■ Excerpted data
.....

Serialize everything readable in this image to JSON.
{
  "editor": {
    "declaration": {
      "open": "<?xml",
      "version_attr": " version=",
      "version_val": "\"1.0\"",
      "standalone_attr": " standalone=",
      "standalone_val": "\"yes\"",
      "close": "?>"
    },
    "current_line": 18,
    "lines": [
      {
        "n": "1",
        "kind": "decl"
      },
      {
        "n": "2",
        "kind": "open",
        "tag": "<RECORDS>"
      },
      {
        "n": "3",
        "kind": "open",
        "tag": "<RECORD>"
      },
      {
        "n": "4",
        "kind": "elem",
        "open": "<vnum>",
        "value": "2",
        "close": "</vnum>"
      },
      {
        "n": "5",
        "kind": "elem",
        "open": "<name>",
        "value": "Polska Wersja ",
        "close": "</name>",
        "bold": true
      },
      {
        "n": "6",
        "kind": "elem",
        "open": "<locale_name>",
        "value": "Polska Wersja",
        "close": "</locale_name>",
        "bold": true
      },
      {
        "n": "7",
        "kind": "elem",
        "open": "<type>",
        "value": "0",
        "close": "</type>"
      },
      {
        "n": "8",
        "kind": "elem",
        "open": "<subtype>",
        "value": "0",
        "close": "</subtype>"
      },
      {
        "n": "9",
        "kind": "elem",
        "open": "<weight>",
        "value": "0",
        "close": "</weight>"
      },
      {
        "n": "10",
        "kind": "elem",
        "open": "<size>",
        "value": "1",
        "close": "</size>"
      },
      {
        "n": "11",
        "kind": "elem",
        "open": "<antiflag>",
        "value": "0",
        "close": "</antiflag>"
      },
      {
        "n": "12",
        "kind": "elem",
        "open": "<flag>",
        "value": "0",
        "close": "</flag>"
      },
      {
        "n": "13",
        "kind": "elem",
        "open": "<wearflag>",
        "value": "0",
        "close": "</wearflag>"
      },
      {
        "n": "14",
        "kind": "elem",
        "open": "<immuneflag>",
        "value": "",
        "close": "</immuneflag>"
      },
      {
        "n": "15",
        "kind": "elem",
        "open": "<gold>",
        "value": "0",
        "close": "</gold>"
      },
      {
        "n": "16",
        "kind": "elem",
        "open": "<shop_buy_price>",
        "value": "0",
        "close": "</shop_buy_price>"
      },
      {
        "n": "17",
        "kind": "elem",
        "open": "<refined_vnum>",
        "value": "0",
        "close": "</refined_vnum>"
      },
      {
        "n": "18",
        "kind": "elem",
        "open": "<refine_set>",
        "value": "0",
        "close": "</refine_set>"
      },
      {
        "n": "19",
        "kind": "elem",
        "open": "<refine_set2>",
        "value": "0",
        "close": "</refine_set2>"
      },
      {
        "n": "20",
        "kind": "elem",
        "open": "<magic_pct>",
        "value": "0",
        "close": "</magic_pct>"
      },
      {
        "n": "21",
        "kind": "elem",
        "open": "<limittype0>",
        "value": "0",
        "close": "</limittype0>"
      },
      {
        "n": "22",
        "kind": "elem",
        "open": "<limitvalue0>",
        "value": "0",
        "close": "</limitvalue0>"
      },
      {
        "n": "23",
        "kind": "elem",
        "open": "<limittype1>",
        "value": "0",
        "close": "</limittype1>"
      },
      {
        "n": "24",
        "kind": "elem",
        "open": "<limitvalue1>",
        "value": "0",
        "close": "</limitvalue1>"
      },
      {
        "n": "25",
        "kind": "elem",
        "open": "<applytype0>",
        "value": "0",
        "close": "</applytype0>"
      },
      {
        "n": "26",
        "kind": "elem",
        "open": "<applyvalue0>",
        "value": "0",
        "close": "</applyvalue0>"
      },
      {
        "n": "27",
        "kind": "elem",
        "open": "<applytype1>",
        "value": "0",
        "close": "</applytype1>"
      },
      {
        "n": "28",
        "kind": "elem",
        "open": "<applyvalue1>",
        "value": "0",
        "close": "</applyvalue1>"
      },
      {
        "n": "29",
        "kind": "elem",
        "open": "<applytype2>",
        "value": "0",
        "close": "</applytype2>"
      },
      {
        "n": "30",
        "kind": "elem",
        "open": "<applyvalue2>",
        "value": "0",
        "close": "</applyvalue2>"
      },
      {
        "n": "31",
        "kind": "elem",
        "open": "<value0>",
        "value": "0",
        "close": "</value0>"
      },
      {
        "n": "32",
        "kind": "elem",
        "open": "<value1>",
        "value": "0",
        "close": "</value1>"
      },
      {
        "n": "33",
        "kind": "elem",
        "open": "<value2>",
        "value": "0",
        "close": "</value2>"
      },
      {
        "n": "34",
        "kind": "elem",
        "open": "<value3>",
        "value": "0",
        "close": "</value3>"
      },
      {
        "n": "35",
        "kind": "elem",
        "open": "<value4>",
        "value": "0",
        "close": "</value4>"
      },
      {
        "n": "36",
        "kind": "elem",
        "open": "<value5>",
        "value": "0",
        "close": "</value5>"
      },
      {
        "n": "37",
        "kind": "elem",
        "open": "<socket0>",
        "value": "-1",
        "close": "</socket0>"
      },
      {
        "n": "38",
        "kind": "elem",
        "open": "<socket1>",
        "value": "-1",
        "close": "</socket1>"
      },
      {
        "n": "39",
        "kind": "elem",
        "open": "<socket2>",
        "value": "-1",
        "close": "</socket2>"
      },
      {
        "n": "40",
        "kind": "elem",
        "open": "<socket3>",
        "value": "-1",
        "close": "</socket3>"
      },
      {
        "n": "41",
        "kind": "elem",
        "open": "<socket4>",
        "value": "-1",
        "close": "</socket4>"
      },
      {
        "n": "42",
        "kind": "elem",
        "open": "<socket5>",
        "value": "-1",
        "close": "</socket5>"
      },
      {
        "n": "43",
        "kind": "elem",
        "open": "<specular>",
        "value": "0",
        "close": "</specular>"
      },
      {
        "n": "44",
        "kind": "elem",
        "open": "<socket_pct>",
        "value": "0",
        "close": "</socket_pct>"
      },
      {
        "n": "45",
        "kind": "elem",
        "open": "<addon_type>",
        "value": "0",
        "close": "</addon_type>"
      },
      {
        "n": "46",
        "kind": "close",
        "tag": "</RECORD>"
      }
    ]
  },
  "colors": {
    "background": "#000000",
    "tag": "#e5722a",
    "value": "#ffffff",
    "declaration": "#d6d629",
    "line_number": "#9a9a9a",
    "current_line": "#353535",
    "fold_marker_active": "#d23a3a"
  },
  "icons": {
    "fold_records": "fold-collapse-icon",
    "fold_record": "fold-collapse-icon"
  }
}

.....

■ Given exercise
Transcribe every line of the data, exactly as it stands.

■ Solution to the exercise
Serialize everything readable in this image to JSON.
{
  "editor": {
    "declaration": {
      "open": "<?xml",
      "version_attr": " version=",
      "version_val": "\"1.0\"",
      "standalone_attr": " standalone=",
      "standalone_val": "\"yes\"",
      "close": "?>"
    },
    "current_line": 18,
    "lines": [
      {
        "n": "1",
        "kind": "decl"
      },
      {
        "n": "2",
        "kind": "open",
        "tag": "<RECORDS>"
      },
      {
        "n": "3",
        "kind": "open",
        "tag": "<RECORD>"
      },
      {
        "n": "4",
        "kind": "elem",
        "open": "<vnum>",
        "value": "2",
        "close": "</vnum>"
      },
      {
        "n": "5",
        "kind": "elem",
        "open": "<name>",
        "value": "Polska Wersja ",
        "close": "</name>",
        "bold": true
      },
      {
        "n": "6",
        "kind": "elem",
        "open": "<locale_name>",
        "value": "Polska Wersja",
        "close": "</locale_name>",
        "bold": true
      },
      {
        "n": "7",
        "kind": "elem",
        "open": "<type>",
        "value": "0",
        "close": "</type>"
      },
      {
        "n": "8",
        "kind": "elem",
        "open": "<subtype>",
        "value": "0",
        "close": "</subtype>"
      },
      {
        "n": "9",
        "kind": "elem",
        "open": "<weight>",
        "value": "0",
        "close": "</weight>"
      },
      {
        "n": "10",
        "kind": "elem",
        "open": "<size>",
        "value": "1",
        "close": "</size>"
      },
      {
        "n": "11",
        "kind": "elem",
        "open": "<antiflag>",
        "value": "0",
        "close": "</antiflag>"
      },
      {
        "n": "12",
        "kind": "elem",
        "open": "<flag>",
        "value": "0",
        "close": "</flag>"
      },
      {
        "n": "13",
        "kind": "elem",
        "open": "<wearflag>",
        "value": "0",
        "close": "</wearflag>"
      },
      {
        "n": "14",
        "kind": "elem",
        "open": "<immuneflag>",
        "value": "",
        "close": "</immuneflag>"
      },
      {
        "n": "15",
        "kind": "elem",
        "open": "<gold>",
        "value": "0",
        "close": "</gold>"
      },
      {
        "n": "16",
        "kind": "elem",
        "open": "<shop_buy_price>",
        "value": "0",
        "close": "</shop_buy_price>"
      },
      {
        "n": "17",
        "kind": "elem",
        "open": "<refined_vnum>",
        "value": "0",
        "close": "</refined_vnum>"
      },
      {
        "n": "18",
        "kind": "elem",
        "open": "<refine_set>",
        "value": "0",
        "close": "</refine_set>"
      },
      {
        "n": "19",
        "kind": "elem",
        "open": "<refine_set2>",
        "value": "0",
        "close": "</refine_set2>"
      },
      {
        "n": "20",
        "kind": "elem",
        "open": "<magic_pct>",
        "value": "0",
        "close": "</magic_pct>"
      },
      {
        "n": "21",
        "kind": "elem",
        "open": "<limittype0>",
        "value": "0",
        "close": "</limittype0>"
      },
      {
        "n": "22",
        "kind": "elem",
        "open": "<limitvalue0>",
        "value": "0",
        "close": "</limitvalue0>"
      },
      {
        "n": "23",
        "kind": "elem",
        "open": "<limittype1>",
        "value": "0",
        "close": "</limittype1>"
      },
      {
        "n": "24",
        "kind": "elem",
        "open": "<limitvalue1>",
        "value": "0",
        "close": "</limitvalue1>"
      },
      {
        "n": "25",
        "kind": "elem",
        "open": "<applytype0>",
        "value": "0",
        "close": "</applytype0>"
      },
      {
        "n": "26",
        "kind": "elem",
        "open": "<applyvalue0>",
        "value": "0",
        "close": "</applyvalue0>"
      },
      {
        "n": "27",
        "kind": "elem",
        "open": "<applytype1>",
        "value": "0",
        "close": "</applytype1>"
      },
      {
        "n": "28",
        "kind": "elem",
        "open": "<applyvalue1>",
        "value": "0",
        "close": "</applyvalue1>"
      },
      {
        "n": "29",
        "kind": "elem",
        "open": "<applytype2>",
        "value": "0",
        "close": "</applytype2>"
      },
      {
        "n": "30",
        "kind": "elem",
        "open": "<applyvalue2>",
        "value": "0",
        "close": "</applyvalue2>"
      },
      {
        "n": "31",
        "kind": "elem",
        "open": "<value0>",
        "value": "0",
        "close": "</value0>"
      },
      {
        "n": "32",
        "kind": "elem",
        "open": "<value1>",
        "value": "0",
        "close": "</value1>"
      },
      {
        "n": "33",
        "kind": "elem",
        "open": "<value2>",
        "value": "0",
        "close": "</value2>"
      },
      {
        "n": "34",
        "kind": "elem",
        "open": "<value3>",
        "value": "0",
        "close": "</value3>"
      },
      {
        "n": "35",
        "kind": "elem",
        "open": "<value4>",
        "value": "0",
        "close": "</value4>"
      },
      {
        "n": "36",
        "kind": "elem",
        "open": "<value5>",
        "value": "0",
        "close": "</value5>"
      },
      {
        "n": "37",
        "kind": "elem",
        "open": "<socket0>",
        "value": "-1",
        "close": "</socket0>"
      },
      {
        "n": "38",
        "kind": "elem",
        "open": "<socket1>",
        "value": "-1",
        "close": "</socket1>"
      },
      {
        "n": "39",
        "kind": "elem",
        "open": "<socket2>",
        "value": "-1",
        "close": "</socket2>"
      },
      {
        "n": "40",
        "kind": "elem",
        "open": "<socket3>",
        "value": "-1",
        "close": "</socket3>"
      },
      {
        "n": "41",
        "kind": "elem",
        "open": "<socket4>",
        "value": "-1",
        "close": "</socket4>"
      },
      {
        "n": "42",
        "kind": "elem",
        "open": "<socket5>",
        "value": "-1",
        "close": "</socket5>"
      },
      {
        "n": "43",
        "kind": "elem",
        "open": "<specular>",
        "value": "0",
        "close": "</specular>"
      },
      {
        "n": "44",
        "kind": "elem",
        "open": "<socket_pct>",
        "value": "0",
        "close": "</socket_pct>"
      },
      {
        "n": "45",
        "kind": "elem",
        "open": "<addon_type>",
        "value": "0",
        "close": "</addon_type>"
      },
      {
        "n": "46",
        "kind": "close",
        "tag": "</RECORD>"
      }
    ]
  },
  "colors": {
    "background": "#000000",
    "tag": "#e5722a",
    "value": "#ffffff",
    "declaration": "#d6d629",
    "line_number": "#9a9a9a",
    "current_line": "#353535",
    "fold_marker_active": "#d23a3a"
  },
  "icons": {
    "fold_records": "fold-collapse-icon",
    "fold_record": "fold-collapse-icon"
  }
}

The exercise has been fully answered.